Task requirements |
1. Write out the passage on reaching the PVS6 through a home server, from "The virtual server" up to and including "the wifi address.".
2. Carry the write-up on proxying the PVS6 through a home server forward from its final sentence.

Document section |
Finally, I need to let the server know that when the destination network is the PVS6, it needs to use the wifi connection, not the ethernet connection:

sudo ip route add 172.27.152.0/24 via 192.168.2.1 

This is a great time to mention that it would be good hygiene to setup your server to have firewall rules blocking incoming traffic from the TP-Link, other than DHCP and established connections, in case the PVS6 is ever compromised.

Reverse Proxy

While HAProxy is super awesome and you should absolutely use it if starting from scratch, I happen to have a home server that gets 5 requests per month and was already running Apache, so I wanted to do as little extra work as possible. Fortunately, Apache has a reverse proxy, and that makes this pretty easy. I setup a virtual host with the following sunpowerproxy.conf config:

<VirtualHost *:80>
        ServerName sunpowerproxy
        ServerAlias sunpowerproxy.mypersonaldomain.net
        ServerAdmin [email protected]
        
	ProxyPreserveHost On

    	ProxyPass / http://172.27.152.1/
        ProxyPassReverse / http://172.27.152.1/

        ErrorLog /var/log/apache2/sunpowerproxy-error.log
        LogLevel warn
        CustomLog /var/log/apache2/sunpowerproxy-access.log combined
</VirtualHost>

The virtual server is going to expect the HTTP request to come to a server named “sunpowerproxy” (or whatever you name it), so you’ll need to add that DNS entry pointing to the ethernet address, not the wifi address.

Source data |
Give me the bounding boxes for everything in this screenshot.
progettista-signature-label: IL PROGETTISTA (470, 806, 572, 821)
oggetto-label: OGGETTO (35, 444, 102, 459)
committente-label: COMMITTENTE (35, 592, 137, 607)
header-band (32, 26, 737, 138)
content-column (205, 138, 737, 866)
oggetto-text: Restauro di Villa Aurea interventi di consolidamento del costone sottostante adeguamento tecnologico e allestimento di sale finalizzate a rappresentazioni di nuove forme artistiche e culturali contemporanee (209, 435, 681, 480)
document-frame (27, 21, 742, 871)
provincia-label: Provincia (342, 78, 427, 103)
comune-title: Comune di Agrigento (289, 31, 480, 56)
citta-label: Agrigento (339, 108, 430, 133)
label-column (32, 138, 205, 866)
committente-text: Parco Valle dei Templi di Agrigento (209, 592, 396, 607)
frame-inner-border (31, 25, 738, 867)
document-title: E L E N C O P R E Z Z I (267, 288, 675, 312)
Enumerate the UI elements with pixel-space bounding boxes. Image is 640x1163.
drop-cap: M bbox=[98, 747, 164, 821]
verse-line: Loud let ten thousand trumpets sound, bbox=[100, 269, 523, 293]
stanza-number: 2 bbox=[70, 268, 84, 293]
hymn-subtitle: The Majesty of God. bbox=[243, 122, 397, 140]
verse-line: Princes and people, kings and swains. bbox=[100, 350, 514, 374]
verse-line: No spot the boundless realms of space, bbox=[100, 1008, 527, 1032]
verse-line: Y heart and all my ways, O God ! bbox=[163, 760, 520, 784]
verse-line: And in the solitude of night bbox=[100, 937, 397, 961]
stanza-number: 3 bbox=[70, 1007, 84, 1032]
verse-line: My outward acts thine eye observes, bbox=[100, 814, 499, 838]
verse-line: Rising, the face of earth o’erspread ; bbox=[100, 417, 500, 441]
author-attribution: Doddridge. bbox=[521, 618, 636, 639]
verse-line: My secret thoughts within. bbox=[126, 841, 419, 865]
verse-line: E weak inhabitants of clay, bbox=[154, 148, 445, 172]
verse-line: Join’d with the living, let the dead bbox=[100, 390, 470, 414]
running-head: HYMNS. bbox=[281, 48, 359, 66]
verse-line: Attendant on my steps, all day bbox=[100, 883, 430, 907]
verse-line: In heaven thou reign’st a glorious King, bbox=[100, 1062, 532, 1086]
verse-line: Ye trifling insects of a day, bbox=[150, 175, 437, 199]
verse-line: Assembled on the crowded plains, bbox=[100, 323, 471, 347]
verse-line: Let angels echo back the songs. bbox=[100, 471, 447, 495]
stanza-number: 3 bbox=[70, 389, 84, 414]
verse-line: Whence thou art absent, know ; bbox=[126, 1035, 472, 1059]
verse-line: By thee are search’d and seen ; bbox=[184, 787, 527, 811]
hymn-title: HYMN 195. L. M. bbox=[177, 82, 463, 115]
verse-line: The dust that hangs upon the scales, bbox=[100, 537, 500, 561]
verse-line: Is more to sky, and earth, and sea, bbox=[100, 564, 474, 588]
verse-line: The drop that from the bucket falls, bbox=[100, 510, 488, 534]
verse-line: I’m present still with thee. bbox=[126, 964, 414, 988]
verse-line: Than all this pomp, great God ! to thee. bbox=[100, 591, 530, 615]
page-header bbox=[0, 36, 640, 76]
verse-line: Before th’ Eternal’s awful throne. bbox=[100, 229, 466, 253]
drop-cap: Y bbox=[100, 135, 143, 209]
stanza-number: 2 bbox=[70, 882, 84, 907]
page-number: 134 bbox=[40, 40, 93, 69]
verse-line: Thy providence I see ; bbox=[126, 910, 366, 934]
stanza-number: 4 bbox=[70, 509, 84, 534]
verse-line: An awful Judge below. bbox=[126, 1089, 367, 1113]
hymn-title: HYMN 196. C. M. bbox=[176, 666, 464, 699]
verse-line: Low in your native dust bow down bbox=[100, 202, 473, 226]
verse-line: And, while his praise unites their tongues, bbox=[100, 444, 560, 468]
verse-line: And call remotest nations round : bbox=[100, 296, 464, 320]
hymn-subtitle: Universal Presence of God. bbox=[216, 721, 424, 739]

Expected responses |
1.
The virtual server is going to expect the HTTP request to come to a server named “sunpowerproxy” (or whatever you name it), so you’ll need to add that DNS entry pointing to the ethernet address, not the wifi address.

2.
If you’ve done everything correctly (modules installed, site enabled) you should be able to test everything by calling the PVS6 API from a web browser, by pointing to http://sunpowerproxy.mypersonaldomain.net/cgi-bin/dl_cgi?Command=DeviceList

After a few seconds you should get a JSON blob listing all of your devices.

Home Assistant Configuration

Finally, we need Home Assistant to be able to pull the values from the proxy. The RESTful integration provides a pretty easy way to do this… here is a basic configuration to get the current power usage and overall energy, although a lot more information, including details for each individual panel, is available:

rest:
  - scan_interval: 60
    resource: http://sunpowerproxy.mypersonaldomain.net/cgi-bin/dl_cgi?Command=DeviceList
    sensor:
      - name: "Sunpower Production Power"
        unique_id: "SPPP"
        json_attributes_path: "$.[1]"
        device_class: power
        unit_of_measurement: "kW"
        state_class: "measurement"
        json_attributes:
          - "p_3phsum_kw"
        value_template: "{{ state_attr('sensor.sunpower_production_power', 'p_3phsum_kw') }}"

      - name: "Sunpower Consumption Power"
        unique_id: "SPCP"
        json_attributes_path: "$.[2]"
        device_class: power
        unit_of_measurement: "kW"
        state_class: "measurement"
        json_attributes:
          - "p_3phsum_kw"
        value_template: "{{ state_attr('sensor.sunpower_consumption_power', 'p_3phsum_kw') }}"

      - name: "Sunpower Production Energy"
        unique_id: "SPPE"
        json_attributes_path: "$.[1]"
        device_class: energy
        unit_of_measurement: "kWh"
        state_class: "total"
        json_attributes:
          - "net_ltea_3phsum_kwh"
        value_template: "{{ state_attr('sensor.sunpower_production_energy', 'net_ltea_3phsum_kwh') }}"

      - name: "Sunpower Consumption Energy"
        unique_id: "SPCE"
        json_attributes_path: "$.[2]"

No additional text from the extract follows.